What needs to be done> From the listing below, pull out the lines that hold "Diárias".

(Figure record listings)
= = = =
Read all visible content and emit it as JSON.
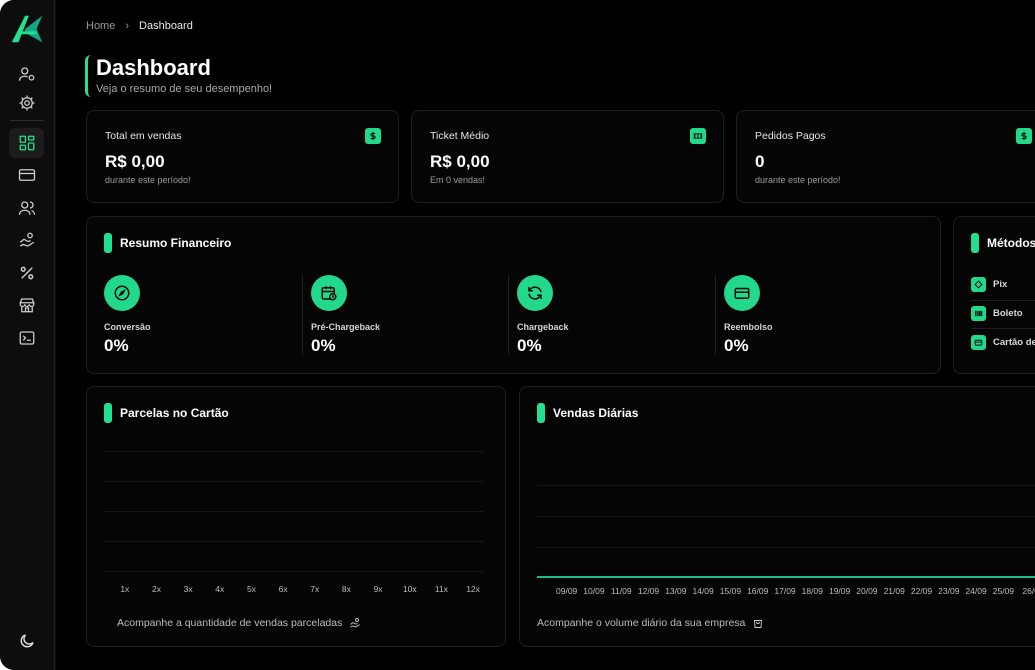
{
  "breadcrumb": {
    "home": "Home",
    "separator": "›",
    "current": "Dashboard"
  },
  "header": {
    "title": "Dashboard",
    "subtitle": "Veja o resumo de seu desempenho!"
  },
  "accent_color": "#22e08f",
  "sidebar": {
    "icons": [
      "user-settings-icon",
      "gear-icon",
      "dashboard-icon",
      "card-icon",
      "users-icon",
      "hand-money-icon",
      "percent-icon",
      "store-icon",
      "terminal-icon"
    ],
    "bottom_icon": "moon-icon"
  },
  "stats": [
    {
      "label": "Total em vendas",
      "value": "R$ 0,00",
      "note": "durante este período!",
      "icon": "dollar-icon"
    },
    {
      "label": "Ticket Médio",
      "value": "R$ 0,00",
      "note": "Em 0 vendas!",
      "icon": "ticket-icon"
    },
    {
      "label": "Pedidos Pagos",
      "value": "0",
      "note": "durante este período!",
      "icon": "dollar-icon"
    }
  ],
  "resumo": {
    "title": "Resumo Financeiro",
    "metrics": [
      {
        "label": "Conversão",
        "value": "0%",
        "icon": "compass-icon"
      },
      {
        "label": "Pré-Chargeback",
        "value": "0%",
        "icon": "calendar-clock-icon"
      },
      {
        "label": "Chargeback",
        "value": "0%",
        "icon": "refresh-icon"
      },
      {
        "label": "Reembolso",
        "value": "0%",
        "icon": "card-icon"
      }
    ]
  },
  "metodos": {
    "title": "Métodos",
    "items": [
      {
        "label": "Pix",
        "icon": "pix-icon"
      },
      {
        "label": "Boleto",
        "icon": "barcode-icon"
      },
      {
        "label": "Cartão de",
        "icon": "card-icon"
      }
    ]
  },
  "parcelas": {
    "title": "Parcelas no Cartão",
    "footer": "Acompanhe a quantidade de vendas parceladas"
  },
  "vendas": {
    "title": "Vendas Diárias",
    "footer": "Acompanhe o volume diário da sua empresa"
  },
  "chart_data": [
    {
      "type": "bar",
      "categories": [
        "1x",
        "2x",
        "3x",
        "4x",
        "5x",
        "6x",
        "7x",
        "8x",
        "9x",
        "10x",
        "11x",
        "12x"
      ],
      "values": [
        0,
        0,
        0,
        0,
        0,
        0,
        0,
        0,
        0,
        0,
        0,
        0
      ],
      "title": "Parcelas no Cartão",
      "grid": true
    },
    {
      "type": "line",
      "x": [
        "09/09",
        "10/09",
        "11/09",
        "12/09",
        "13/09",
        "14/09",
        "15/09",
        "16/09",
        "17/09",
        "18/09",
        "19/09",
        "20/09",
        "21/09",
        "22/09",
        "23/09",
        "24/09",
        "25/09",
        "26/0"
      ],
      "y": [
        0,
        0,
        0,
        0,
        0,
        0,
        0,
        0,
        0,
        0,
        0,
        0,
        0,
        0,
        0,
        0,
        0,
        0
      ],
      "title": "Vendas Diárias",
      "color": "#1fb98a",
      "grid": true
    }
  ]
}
= = = =
Solution to this problem>
    "title": "Vendas Diárias",
      "title": "Vendas Diárias",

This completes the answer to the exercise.